**Problem description:**
Read the records and gather each line that includes "target".

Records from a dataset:
┌────────
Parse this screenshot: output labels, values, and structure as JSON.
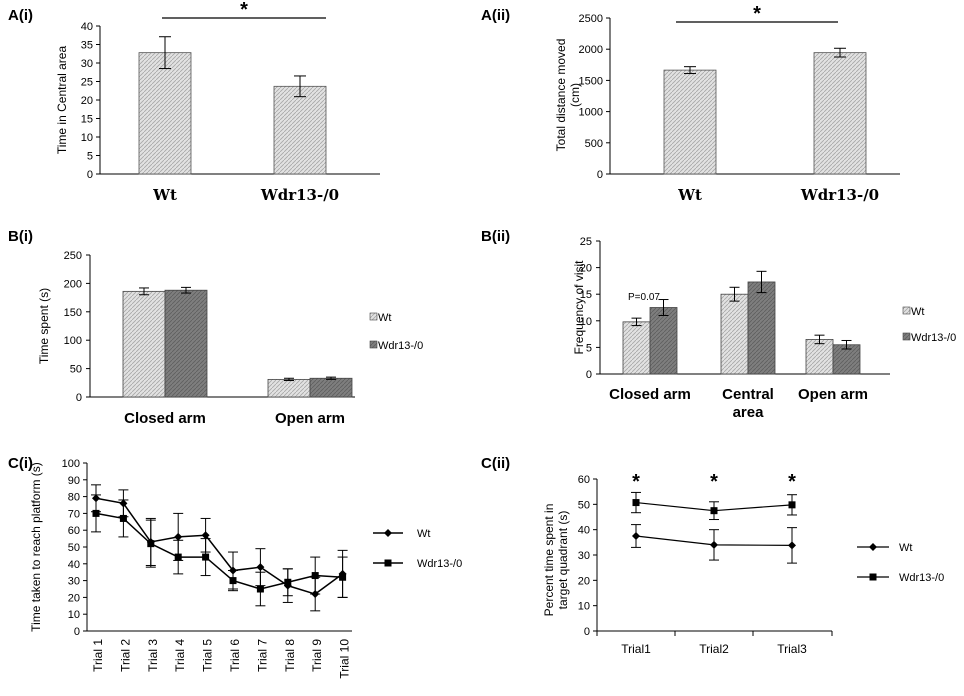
{
  "colors": {
    "wt_fill": "#d8d8d8",
    "ko_fill": "#7a7a7a",
    "axis": "#000000"
  },
  "panels": {
    "a1": {
      "label": "A(i)"
    },
    "a2": {
      "label": "A(ii)"
    },
    "b1": {
      "label": "B(i)"
    },
    "b2": {
      "label": "B(ii)"
    },
    "c1": {
      "label": "C(i)"
    },
    "c2": {
      "label": "C(ii)"
    }
  },
  "chart_data": [
    {
      "id": "a1",
      "type": "bar",
      "ylabel": "Time in Central area",
      "categories": [
        "Wt",
        "Wdr13-/0"
      ],
      "values": [
        32.8,
        23.7
      ],
      "errors": [
        4.3,
        2.8
      ],
      "ylim": [
        0,
        40
      ],
      "yticks": [
        0,
        5,
        10,
        15,
        20,
        25,
        30,
        35,
        40
      ],
      "significance": "*"
    },
    {
      "id": "a2",
      "type": "bar",
      "ylabel": "Total distance moved (cm)",
      "ylabel_lines": [
        "Total distance moved",
        "(cm)"
      ],
      "categories": [
        "Wt",
        "Wdr13-/0"
      ],
      "values": [
        1665,
        1945
      ],
      "errors": [
        55,
        70
      ],
      "ylim": [
        0,
        2500
      ],
      "yticks": [
        0,
        500,
        1000,
        1500,
        2000,
        2500
      ],
      "significance": "*"
    },
    {
      "id": "b1",
      "type": "bar",
      "ylabel": "Time spent (s)",
      "categories": [
        "Closed arm",
        "Open arm"
      ],
      "series": [
        {
          "name": "Wt",
          "values": [
            186,
            31
          ],
          "errors": [
            6,
            2
          ]
        },
        {
          "name": "Wdr13-/0",
          "values": [
            188,
            33
          ],
          "errors": [
            5,
            2
          ]
        }
      ],
      "ylim": [
        0,
        250
      ],
      "yticks": [
        0,
        50,
        100,
        150,
        200,
        250
      ],
      "legend": "right"
    },
    {
      "id": "b2",
      "type": "bar",
      "ylabel": "Frequency of visit",
      "categories": [
        "Closed arm",
        "Central area",
        "Open arm"
      ],
      "category_lines": [
        [
          "Closed arm"
        ],
        [
          "Central",
          "area"
        ],
        [
          "Open arm"
        ]
      ],
      "series": [
        {
          "name": "Wt",
          "values": [
            9.8,
            15.0,
            6.5
          ],
          "errors": [
            0.7,
            1.3,
            0.8
          ]
        },
        {
          "name": "Wdr13-/0",
          "values": [
            12.5,
            17.3,
            5.5
          ],
          "errors": [
            1.5,
            2.0,
            0.8
          ]
        }
      ],
      "ylim": [
        0,
        25
      ],
      "yticks": [
        0,
        5,
        10,
        15,
        20,
        25
      ],
      "annotation": "P=0.07",
      "legend": "right"
    },
    {
      "id": "c1",
      "type": "line",
      "ylabel": "Time taken to reach platform (s)",
      "categories": [
        "Trial 1",
        "Trial 2",
        "Trial 3",
        "Trial 4",
        "Trial 5",
        "Trial 6",
        "Trial 7",
        "Trial 8",
        "Trial 9",
        "Trial 10"
      ],
      "series": [
        {
          "name": "Wt",
          "marker": "diamond",
          "values": [
            79,
            76,
            53,
            56,
            57,
            36,
            38,
            27,
            22,
            34
          ],
          "errors": [
            8,
            8,
            14,
            14,
            10,
            11,
            11,
            10,
            10,
            14
          ]
        },
        {
          "name": "Wdr13-/0",
          "marker": "square",
          "values": [
            70,
            67,
            52,
            44,
            44,
            30,
            25,
            29,
            33,
            32
          ],
          "errors": [
            11,
            11,
            14,
            10,
            11,
            6,
            10,
            8,
            11,
            12
          ]
        }
      ],
      "ylim": [
        0,
        100
      ],
      "yticks": [
        0,
        10,
        20,
        30,
        40,
        50,
        60,
        70,
        80,
        90,
        100
      ],
      "legend": "right"
    },
    {
      "id": "c2",
      "type": "line",
      "ylabel": "Percent time spent in target quadrant (s)",
      "ylabel_lines": [
        "Percent time spent in",
        "target quadrant (s)"
      ],
      "categories": [
        "Trial1",
        "Trial2",
        "Trial3"
      ],
      "series": [
        {
          "name": "Wt",
          "marker": "diamond",
          "values": [
            37.5,
            34,
            33.8
          ],
          "errors": [
            4.5,
            6,
            7
          ]
        },
        {
          "name": "Wdr13-/0",
          "marker": "square",
          "values": [
            50.7,
            47.5,
            49.8
          ],
          "errors": [
            4,
            3.5,
            4
          ]
        }
      ],
      "ylim": [
        0,
        60
      ],
      "yticks": [
        0,
        10,
        20,
        30,
        40,
        50,
        60
      ],
      "significance": [
        "*",
        "*",
        "*"
      ],
      "legend": "right"
    }
  ]
}
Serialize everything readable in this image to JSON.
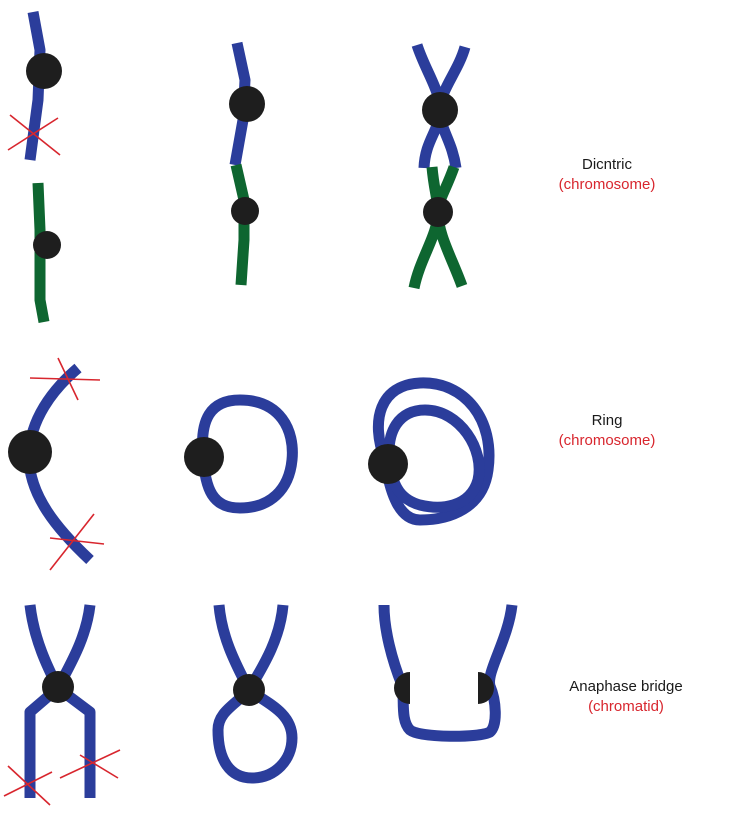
{
  "colors": {
    "chromosome_blue": "#2b3d9b",
    "chromosome_green": "#0e6630",
    "centromere": "#1e1e1e",
    "break_mark": "#d8262e",
    "label_text": "#1a1a1a",
    "label_subtext": "#d8262e"
  },
  "rows": [
    {
      "name": "Dicntric",
      "subtitle": "(chromosome)"
    },
    {
      "name": "Ring",
      "subtitle": "(chromosome)"
    },
    {
      "name": "Anaphase bridge",
      "subtitle": "(chromatid)"
    }
  ]
}
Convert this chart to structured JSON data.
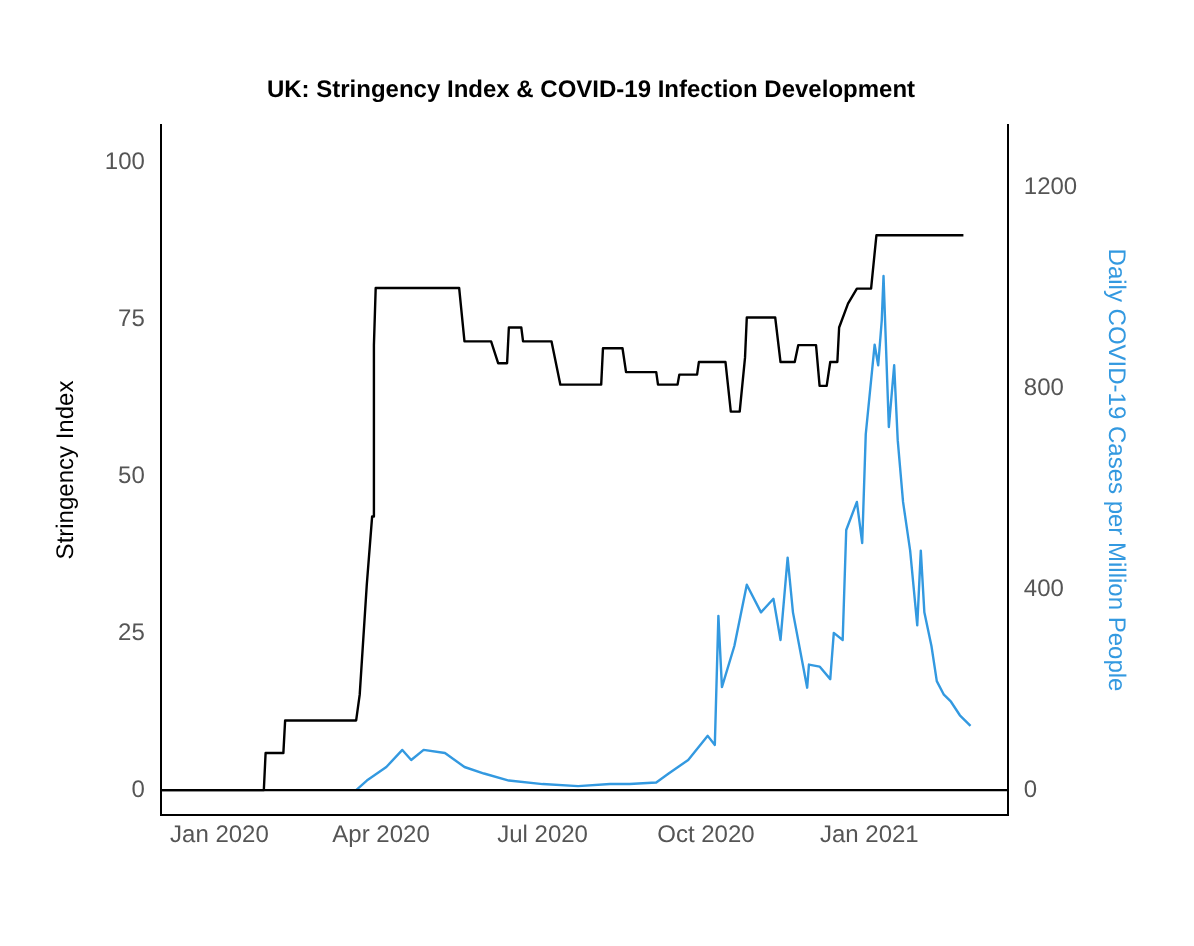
{
  "chart_data": {
    "type": "line",
    "title": "UK: Stringency Index & COVID-19 Infection Development",
    "ylabel": "Stringency Index",
    "y2label": "Daily COVID-19 Cases per Million People",
    "xlim": [
      "2019-11-29",
      "2021-03-20"
    ],
    "xticks": [
      {
        "value": "2020-01-01",
        "label": "Jan 2020"
      },
      {
        "value": "2020-04-01",
        "label": "Apr 2020"
      },
      {
        "value": "2020-07-01",
        "label": "Jul 2020"
      },
      {
        "value": "2020-10-01",
        "label": "Oct 2020"
      },
      {
        "value": "2021-01-01",
        "label": "Jan 2021"
      }
    ],
    "ylim": [
      -4,
      106
    ],
    "yticks": [
      0,
      25,
      50,
      75,
      100
    ],
    "y2lim": [
      -50,
      1325
    ],
    "y2ticks": [
      0,
      400,
      800,
      1200
    ],
    "grid": false,
    "legend": false,
    "marker": "none",
    "line_style": "solid",
    "ref_lines": [
      {
        "axis": "y",
        "value": 0,
        "color": "#000000"
      }
    ],
    "series": [
      {
        "color": "#000000",
        "x": [
          "2019-11-29",
          "2020-01-26",
          "2020-01-27",
          "2020-02-06",
          "2020-02-07",
          "2020-03-18",
          "2020-03-20",
          "2020-03-24",
          "2020-03-27",
          "2020-03-28",
          "2020-03-29",
          "2020-05-15",
          "2020-05-18",
          "2020-06-02",
          "2020-06-06",
          "2020-06-11",
          "2020-06-12",
          "2020-06-19",
          "2020-06-20",
          "2020-07-06",
          "2020-07-11",
          "2020-08-03",
          "2020-08-04",
          "2020-08-15",
          "2020-08-17",
          "2020-09-03",
          "2020-09-04",
          "2020-09-15",
          "2020-09-16",
          "2020-09-26",
          "2020-09-27",
          "2020-10-12",
          "2020-10-15",
          "2020-10-20",
          "2020-10-23",
          "2020-10-24",
          "2020-11-09",
          "2020-11-12",
          "2020-11-20",
          "2020-11-22",
          "2020-12-02",
          "2020-12-04",
          "2020-12-08",
          "2020-12-10",
          "2020-12-14",
          "2020-12-15",
          "2020-12-20",
          "2020-12-25",
          "2021-01-02",
          "2021-01-05",
          "2021-02-23"
        ],
        "values": [
          0,
          0,
          5.9,
          5.9,
          11.1,
          11.1,
          15.2,
          32.8,
          43.6,
          70.9,
          80,
          80,
          71.5,
          71.5,
          68,
          68,
          73.7,
          73.7,
          71.5,
          71.5,
          64.6,
          64.6,
          70.4,
          70.4,
          66.6,
          66.6,
          64.6,
          64.6,
          66.2,
          66.2,
          68.2,
          68.2,
          60.3,
          60.3,
          68.9,
          75.3,
          75.3,
          68.2,
          68.2,
          70.9,
          70.9,
          64.4,
          64.4,
          68.2,
          68.2,
          73.7,
          77.5,
          79.9,
          79.9,
          88.4,
          88.4
        ]
      },
      {
        "color": "#3399e0",
        "axis": "y2",
        "x": [
          "2020-03-18",
          "2020-03-24",
          "2020-04-04",
          "2020-04-13",
          "2020-04-18",
          "2020-04-25",
          "2020-05-07",
          "2020-05-18",
          "2020-05-29",
          "2020-06-12",
          "2020-07-01",
          "2020-07-21",
          "2020-08-08",
          "2020-08-19",
          "2020-09-03",
          "2020-09-10",
          "2020-09-21",
          "2020-10-02",
          "2020-10-06",
          "2020-10-08",
          "2020-10-10",
          "2020-10-17",
          "2020-10-24",
          "2020-11-01",
          "2020-11-08",
          "2020-11-12",
          "2020-11-16",
          "2020-11-19",
          "2020-11-27",
          "2020-11-28",
          "2020-12-04",
          "2020-12-10",
          "2020-12-12",
          "2020-12-17",
          "2020-12-19",
          "2020-12-25",
          "2020-12-28",
          "2020-12-30",
          "2021-01-04",
          "2021-01-06",
          "2021-01-08",
          "2021-01-09",
          "2021-01-12",
          "2021-01-15",
          "2021-01-17",
          "2021-01-20",
          "2021-01-24",
          "2021-01-28",
          "2021-01-30",
          "2021-02-01",
          "2021-02-05",
          "2021-02-08",
          "2021-02-12",
          "2021-02-16",
          "2021-02-21",
          "2021-02-27"
        ],
        "values": [
          0,
          19,
          46,
          80,
          60,
          80,
          74,
          46,
          33,
          19,
          12,
          8,
          12,
          12,
          15,
          33,
          60,
          108,
          90,
          347,
          205,
          287,
          409,
          354,
          381,
          299,
          463,
          354,
          204,
          250,
          246,
          221,
          313,
          299,
          518,
          574,
          492,
          709,
          887,
          846,
          935,
          1024,
          723,
          846,
          697,
          574,
          477,
          328,
          477,
          354,
          287,
          217,
          190,
          176,
          149,
          128
        ]
      }
    ]
  }
}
└────────
**Answer to the problem:**
      "ylabel": "Percent time spent in target quadrant (s)",
        "target quadrant (s)"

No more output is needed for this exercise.